- Written task:
Where the string "A₁示数变大" occurs in the material below, report the whole line.
******
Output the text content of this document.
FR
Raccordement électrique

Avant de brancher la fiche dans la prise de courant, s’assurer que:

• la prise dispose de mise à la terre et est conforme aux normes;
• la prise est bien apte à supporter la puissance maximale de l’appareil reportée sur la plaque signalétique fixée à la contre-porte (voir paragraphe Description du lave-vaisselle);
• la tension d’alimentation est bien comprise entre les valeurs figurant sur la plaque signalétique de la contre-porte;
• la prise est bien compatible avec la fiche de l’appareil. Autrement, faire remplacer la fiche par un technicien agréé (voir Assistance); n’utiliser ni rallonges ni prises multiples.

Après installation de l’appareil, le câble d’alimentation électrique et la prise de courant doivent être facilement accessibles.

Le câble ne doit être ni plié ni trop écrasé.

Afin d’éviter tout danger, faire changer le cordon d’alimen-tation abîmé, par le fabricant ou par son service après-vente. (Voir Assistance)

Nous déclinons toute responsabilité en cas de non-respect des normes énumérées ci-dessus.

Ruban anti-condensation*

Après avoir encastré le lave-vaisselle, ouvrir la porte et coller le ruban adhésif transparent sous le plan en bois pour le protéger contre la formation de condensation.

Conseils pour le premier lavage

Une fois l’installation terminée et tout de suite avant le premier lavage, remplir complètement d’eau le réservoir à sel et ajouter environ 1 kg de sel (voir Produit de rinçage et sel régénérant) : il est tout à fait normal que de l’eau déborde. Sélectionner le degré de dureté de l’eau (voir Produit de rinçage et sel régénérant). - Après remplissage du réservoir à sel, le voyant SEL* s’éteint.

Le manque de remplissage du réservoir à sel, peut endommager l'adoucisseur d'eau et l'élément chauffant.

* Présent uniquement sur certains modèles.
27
******
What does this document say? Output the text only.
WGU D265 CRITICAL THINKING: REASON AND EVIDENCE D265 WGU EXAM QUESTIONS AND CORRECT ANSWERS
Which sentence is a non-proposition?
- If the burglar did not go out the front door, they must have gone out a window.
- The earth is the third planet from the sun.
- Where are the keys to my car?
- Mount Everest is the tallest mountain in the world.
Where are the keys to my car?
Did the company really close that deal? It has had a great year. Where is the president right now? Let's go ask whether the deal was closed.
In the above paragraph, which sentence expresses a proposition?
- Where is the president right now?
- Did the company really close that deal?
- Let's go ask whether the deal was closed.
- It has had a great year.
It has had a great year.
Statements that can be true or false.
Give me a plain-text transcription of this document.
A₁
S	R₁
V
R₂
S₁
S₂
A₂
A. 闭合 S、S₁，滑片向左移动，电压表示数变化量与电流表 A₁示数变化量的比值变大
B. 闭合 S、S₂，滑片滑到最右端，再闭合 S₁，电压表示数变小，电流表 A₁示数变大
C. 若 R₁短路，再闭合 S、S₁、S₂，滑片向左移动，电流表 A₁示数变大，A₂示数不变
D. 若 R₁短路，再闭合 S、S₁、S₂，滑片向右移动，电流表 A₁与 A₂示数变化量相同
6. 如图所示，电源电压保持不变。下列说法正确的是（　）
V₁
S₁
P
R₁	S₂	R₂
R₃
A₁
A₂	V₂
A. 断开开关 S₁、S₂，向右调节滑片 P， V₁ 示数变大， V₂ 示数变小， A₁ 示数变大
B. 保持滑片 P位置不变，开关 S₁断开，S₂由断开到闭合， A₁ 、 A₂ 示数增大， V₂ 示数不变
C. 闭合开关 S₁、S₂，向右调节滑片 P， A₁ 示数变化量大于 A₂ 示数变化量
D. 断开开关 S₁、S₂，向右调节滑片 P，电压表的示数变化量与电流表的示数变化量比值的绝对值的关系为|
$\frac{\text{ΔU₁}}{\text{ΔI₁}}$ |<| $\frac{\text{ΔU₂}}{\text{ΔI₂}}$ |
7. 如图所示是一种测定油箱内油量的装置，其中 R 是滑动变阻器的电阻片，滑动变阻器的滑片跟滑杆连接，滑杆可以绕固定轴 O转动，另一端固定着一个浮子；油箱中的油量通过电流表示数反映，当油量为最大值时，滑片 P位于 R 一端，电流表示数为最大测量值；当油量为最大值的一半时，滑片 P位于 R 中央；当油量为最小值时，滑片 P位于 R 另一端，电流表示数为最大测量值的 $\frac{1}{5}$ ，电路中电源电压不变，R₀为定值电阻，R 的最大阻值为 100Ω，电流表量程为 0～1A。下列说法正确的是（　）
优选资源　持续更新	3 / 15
******
- Response:
B. 闭合 S、S₂，滑片滑到最右端，再闭合 S₁，电压表示数变小，电流表 A₁示数变大
C. 若 R₁短路，再闭合 S、S₁、S₂，滑片向左移动，电流表 A₁示数变大，A₂示数不变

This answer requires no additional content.